**What is expected**: Reproduce each line that includes the word "integrating".

Extracted data entries

+-------+

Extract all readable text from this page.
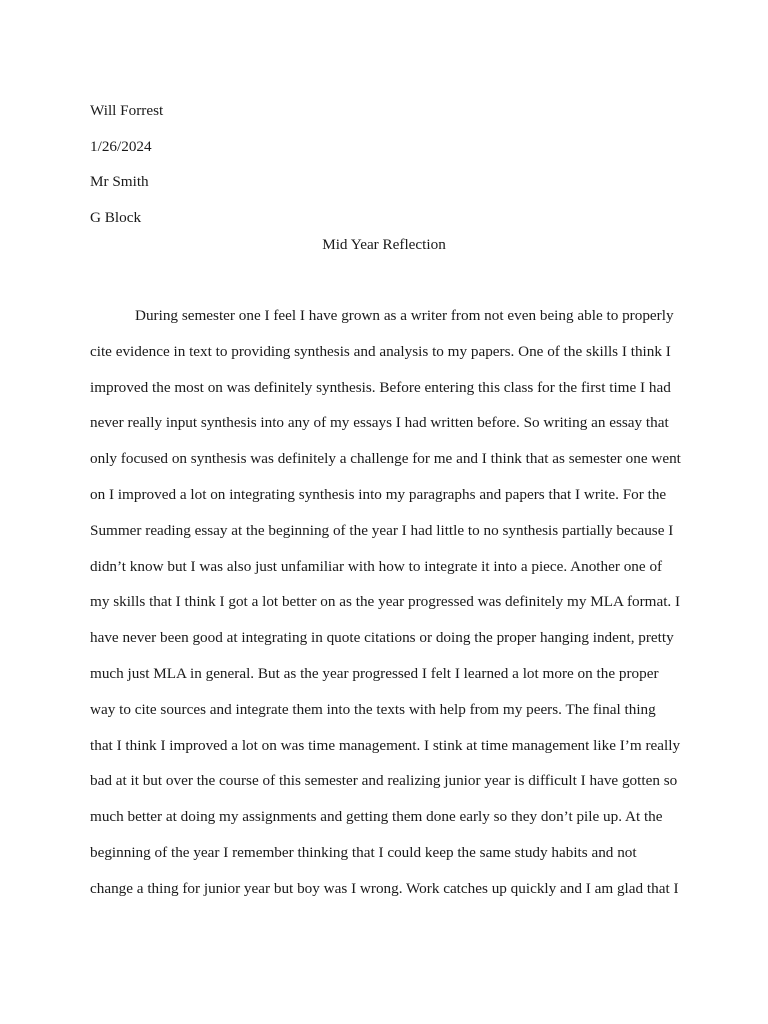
Will Forrest
1/26/2024
Mr Smith
G Block
Mid Year Reflection
During semester one I feel I have grown as a writer from not even being able to properly
cite evidence in text to providing synthesis and analysis to my papers. One of the skills I think I
improved the most on was definitely synthesis. Before entering this class for the first time I had
never really input synthesis into any of my essays I had written before. So writing an essay that
only focused on synthesis was definitely a challenge for me and I think that as semester one went
on I improved a lot on integrating synthesis into my paragraphs and papers that I write. For the
Summer reading essay at the beginning of the year I had little to no synthesis partially because I
didn’t know but I was also just unfamiliar with how to integrate it into a piece. Another one of
my skills that I think I got a lot better on as the year progressed was definitely my MLA format. I
have never been good at integrating in quote citations or doing the proper hanging indent, pretty
much just MLA in general. But as the year progressed I felt I learned a lot more on the proper
way to cite sources and integrate them into the texts with help from my peers. The final thing
that I think I improved a lot on was time management. I stink at time management like I’m really
bad at it but over the course of this semester and realizing junior year is difficult I have gotten so
much better at doing my assignments and getting them done early so they don’t pile up. At the
beginning of the year I remember thinking that I could keep the same study habits and not
change a thing for junior year but boy was I wrong. Work catches up quickly and I am glad that I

+-------+

**Correct output**:
on I improved a lot on integrating synthesis into my paragraphs and papers that I write. For the
have never been good at integrating in quote citations or doing the proper hanging indent, pretty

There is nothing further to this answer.